▶ **SHORT TASK**: Return each line that holds the word "toString".

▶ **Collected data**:
________________________

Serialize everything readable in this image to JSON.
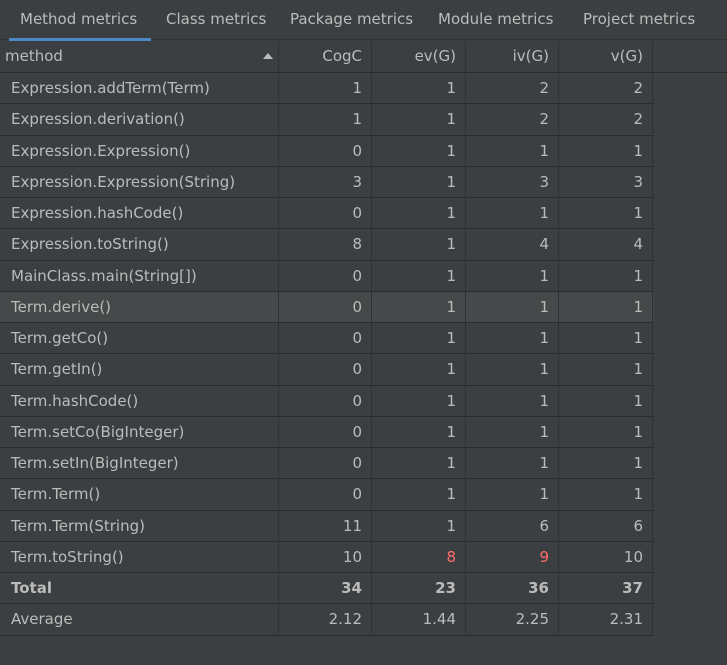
{
  "tabs": [
    {
      "label": "Method metrics",
      "active": true
    },
    {
      "label": "Class metrics",
      "active": false
    },
    {
      "label": "Package metrics",
      "active": false
    },
    {
      "label": "Module metrics",
      "active": false
    },
    {
      "label": "Project metrics",
      "active": false
    }
  ],
  "columns": {
    "method": "method",
    "cogc": "CogC",
    "ev": "ev(G)",
    "iv": "iv(G)",
    "v": "v(G)"
  },
  "sort": {
    "column": "method",
    "direction": "ascending"
  },
  "rows": [
    {
      "method": "Expression.addTerm(Term)",
      "cogc": "1",
      "ev": "1",
      "iv": "2",
      "v": "2"
    },
    {
      "method": "Expression.derivation()",
      "cogc": "1",
      "ev": "1",
      "iv": "2",
      "v": "2"
    },
    {
      "method": "Expression.Expression()",
      "cogc": "0",
      "ev": "1",
      "iv": "1",
      "v": "1"
    },
    {
      "method": "Expression.Expression(String)",
      "cogc": "3",
      "ev": "1",
      "iv": "3",
      "v": "3"
    },
    {
      "method": "Expression.hashCode()",
      "cogc": "0",
      "ev": "1",
      "iv": "1",
      "v": "1"
    },
    {
      "method": "Expression.toString()",
      "cogc": "8",
      "ev": "1",
      "iv": "4",
      "v": "4"
    },
    {
      "method": "MainClass.main(String[])",
      "cogc": "0",
      "ev": "1",
      "iv": "1",
      "v": "1"
    },
    {
      "method": "Term.derive()",
      "cogc": "0",
      "ev": "1",
      "iv": "1",
      "v": "1",
      "highlighted": true
    },
    {
      "method": "Term.getCo()",
      "cogc": "0",
      "ev": "1",
      "iv": "1",
      "v": "1"
    },
    {
      "method": "Term.getIn()",
      "cogc": "0",
      "ev": "1",
      "iv": "1",
      "v": "1"
    },
    {
      "method": "Term.hashCode()",
      "cogc": "0",
      "ev": "1",
      "iv": "1",
      "v": "1"
    },
    {
      "method": "Term.setCo(BigInteger)",
      "cogc": "0",
      "ev": "1",
      "iv": "1",
      "v": "1"
    },
    {
      "method": "Term.setIn(BigInteger)",
      "cogc": "0",
      "ev": "1",
      "iv": "1",
      "v": "1"
    },
    {
      "method": "Term.Term()",
      "cogc": "0",
      "ev": "1",
      "iv": "1",
      "v": "1"
    },
    {
      "method": "Term.Term(String)",
      "cogc": "11",
      "ev": "1",
      "iv": "6",
      "v": "6"
    },
    {
      "method": "Term.toString()",
      "cogc": "10",
      "ev": "8",
      "iv": "9",
      "v": "10",
      "ev_red": true,
      "iv_red": true
    }
  ],
  "total": {
    "method": "Total",
    "cogc": "34",
    "ev": "23",
    "iv": "36",
    "v": "37"
  },
  "average": {
    "method": "Average",
    "cogc": "2.12",
    "ev": "1.44",
    "iv": "2.25",
    "v": "2.31"
  },
  "colors": {
    "background": "#3c3f41",
    "text": "#bbbbbb",
    "accent": "#4a88c7",
    "warning_value": "#ff6b68",
    "highlight_row": "#45494a"
  }
}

________________________

▶ **FULL ANSWER**:
      "method": "Expression.toString()",
      "method": "Term.toString()",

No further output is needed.